(SHORT PROBLEM) Give the data below again exactly as written, without its pictures.

- - -

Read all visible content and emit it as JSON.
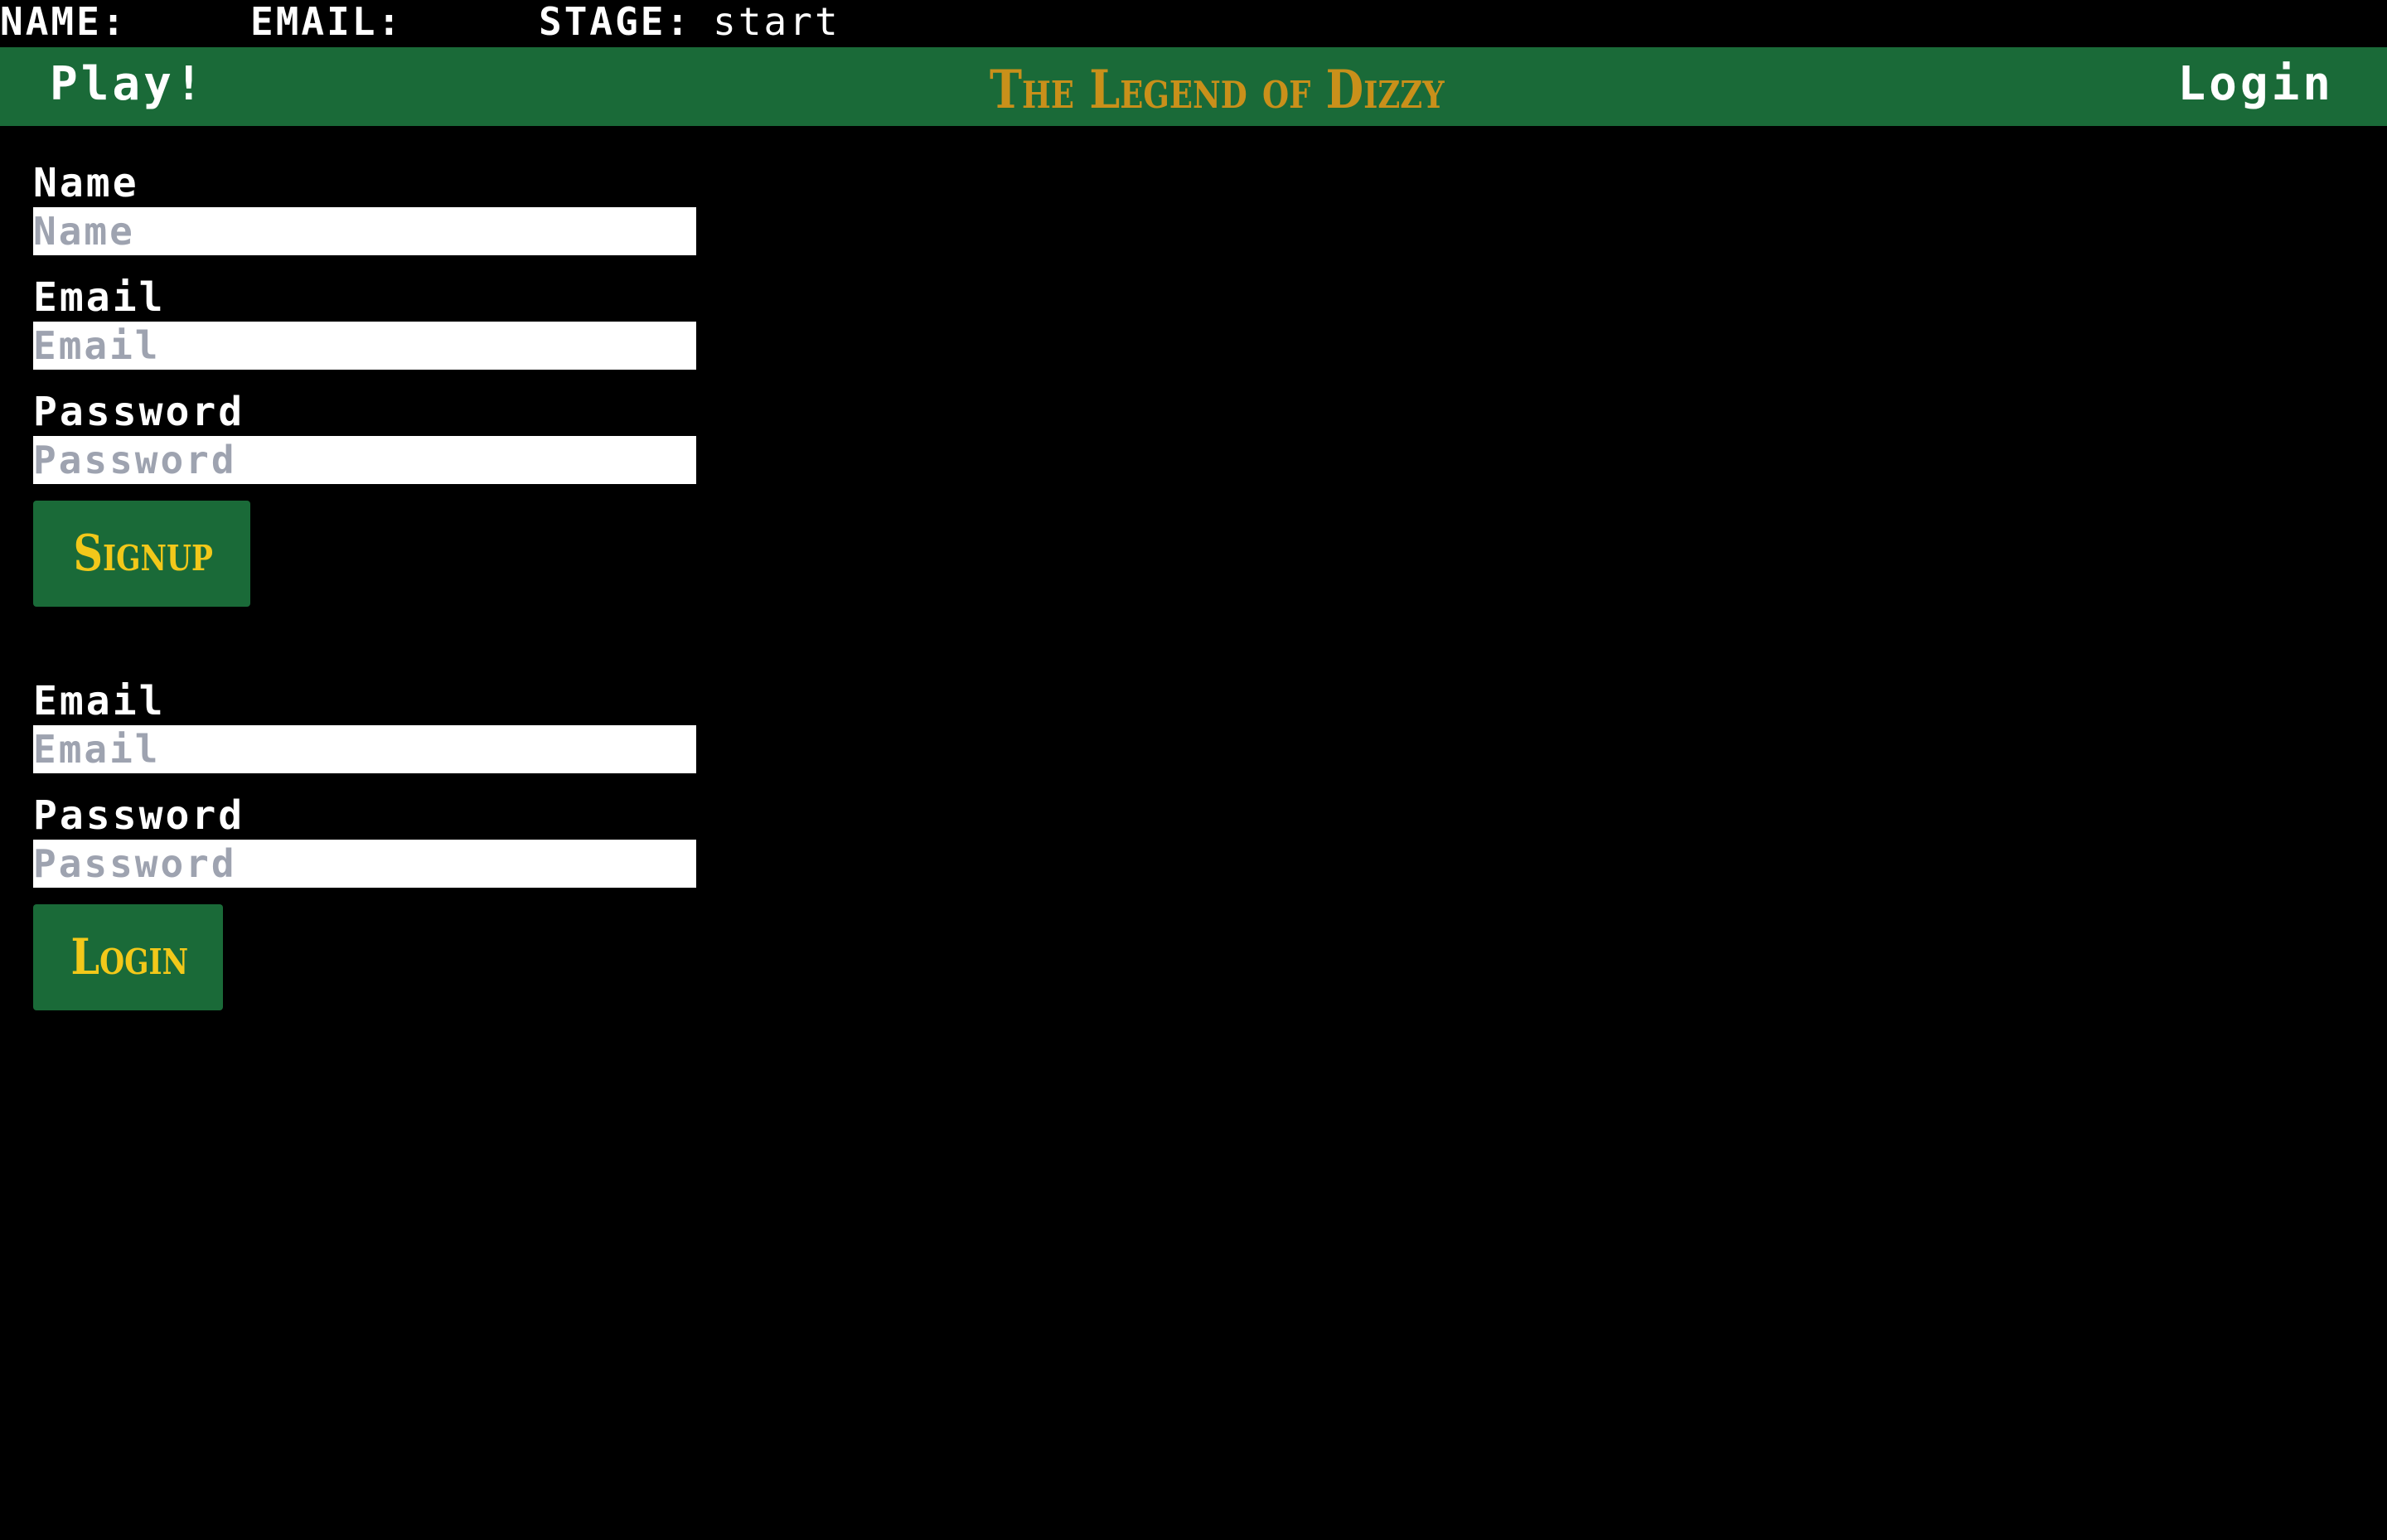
{
  "status_bar": {
    "name_label": "NAME:",
    "email_label": "EMAIL:",
    "stage_label": "STAGE:",
    "stage_value": "start"
  },
  "navbar": {
    "play_label": "Play!",
    "title": "The Legend of Dizzy",
    "login_label": "Login"
  },
  "signup_form": {
    "name_label": "Name",
    "name_placeholder": "Name",
    "email_label": "Email",
    "email_placeholder": "Email",
    "password_label": "Password",
    "password_placeholder": "Password",
    "submit_label": "Signup"
  },
  "login_form": {
    "email_label": "Email",
    "email_placeholder": "Email",
    "password_label": "Password",
    "password_placeholder": "Password",
    "submit_label": "Login"
  },
  "colors": {
    "background": "#000000",
    "navbar": "#1a6a38",
    "title": "#c9901a",
    "button_text": "#f2c81a",
    "placeholder": "#9ea3b0"
  }
}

- - -

(SOLUTION TO THIS TASK)
Read all visible content and emit it as JSON.
{
  "status_bar": {
    "name_label": "NAME:",
    "email_label": "EMAIL:",
    "stage_label": "STAGE:",
    "stage_value": "start"
  },
  "navbar": {
    "play_label": "Play!",
    "title": "The Legend of Dizzy",
    "login_label": "Login"
  },
  "signup_form": {
    "name_label": "Name",
    "name_placeholder": "Name",
    "email_label": "Email",
    "email_placeholder": "Email",
    "password_label": "Password",
    "password_placeholder": "Password",
    "submit_label": "Signup"
  },
  "login_form": {
    "email_label": "Email",
    "email_placeholder": "Email",
    "password_label": "Password",
    "password_placeholder": "Password",
    "submit_label": "Login"
  },
  "colors": {
    "background": "#000000",
    "navbar": "#1a6a38",
    "title": "#c9901a",
    "button_text": "#f2c81a",
    "placeholder": "#9ea3b0"
  }
}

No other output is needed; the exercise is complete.